Using the listing below, copy every line that mentions "มกราคม".

━━ Task data ━━

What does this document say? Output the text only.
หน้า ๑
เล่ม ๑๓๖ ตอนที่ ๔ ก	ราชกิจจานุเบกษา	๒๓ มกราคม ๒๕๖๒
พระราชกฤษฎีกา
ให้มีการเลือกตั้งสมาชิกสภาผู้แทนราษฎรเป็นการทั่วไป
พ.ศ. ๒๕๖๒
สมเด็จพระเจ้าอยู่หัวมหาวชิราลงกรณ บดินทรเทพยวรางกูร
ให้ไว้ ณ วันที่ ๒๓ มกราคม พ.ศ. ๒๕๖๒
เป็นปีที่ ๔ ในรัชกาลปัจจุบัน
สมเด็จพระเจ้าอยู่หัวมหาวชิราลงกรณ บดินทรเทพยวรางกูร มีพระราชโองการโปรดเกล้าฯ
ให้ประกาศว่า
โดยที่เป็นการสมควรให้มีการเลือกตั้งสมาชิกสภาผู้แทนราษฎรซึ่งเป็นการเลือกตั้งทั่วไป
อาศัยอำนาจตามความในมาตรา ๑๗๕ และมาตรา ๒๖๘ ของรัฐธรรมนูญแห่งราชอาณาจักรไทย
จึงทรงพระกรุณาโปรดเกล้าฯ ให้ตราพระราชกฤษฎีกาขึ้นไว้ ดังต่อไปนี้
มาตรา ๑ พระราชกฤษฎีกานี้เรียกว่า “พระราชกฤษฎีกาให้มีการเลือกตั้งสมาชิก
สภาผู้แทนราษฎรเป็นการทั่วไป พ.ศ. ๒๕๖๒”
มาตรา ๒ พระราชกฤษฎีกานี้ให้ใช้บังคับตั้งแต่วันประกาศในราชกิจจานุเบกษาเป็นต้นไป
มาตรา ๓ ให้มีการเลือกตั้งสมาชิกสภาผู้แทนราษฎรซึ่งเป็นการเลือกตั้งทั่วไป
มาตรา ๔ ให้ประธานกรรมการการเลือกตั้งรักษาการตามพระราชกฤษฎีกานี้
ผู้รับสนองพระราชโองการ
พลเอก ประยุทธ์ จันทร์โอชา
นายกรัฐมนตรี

━━━

Exercise output:
เล่ม ๑๓๖ ตอนที่ ๔ ก	ราชกิจจานุเบกษา	๒๓ มกราคม ๒๕๖๒
ให้ไว้ ณ วันที่ ๒๓ มกราคม พ.ศ. ๒๕๖๒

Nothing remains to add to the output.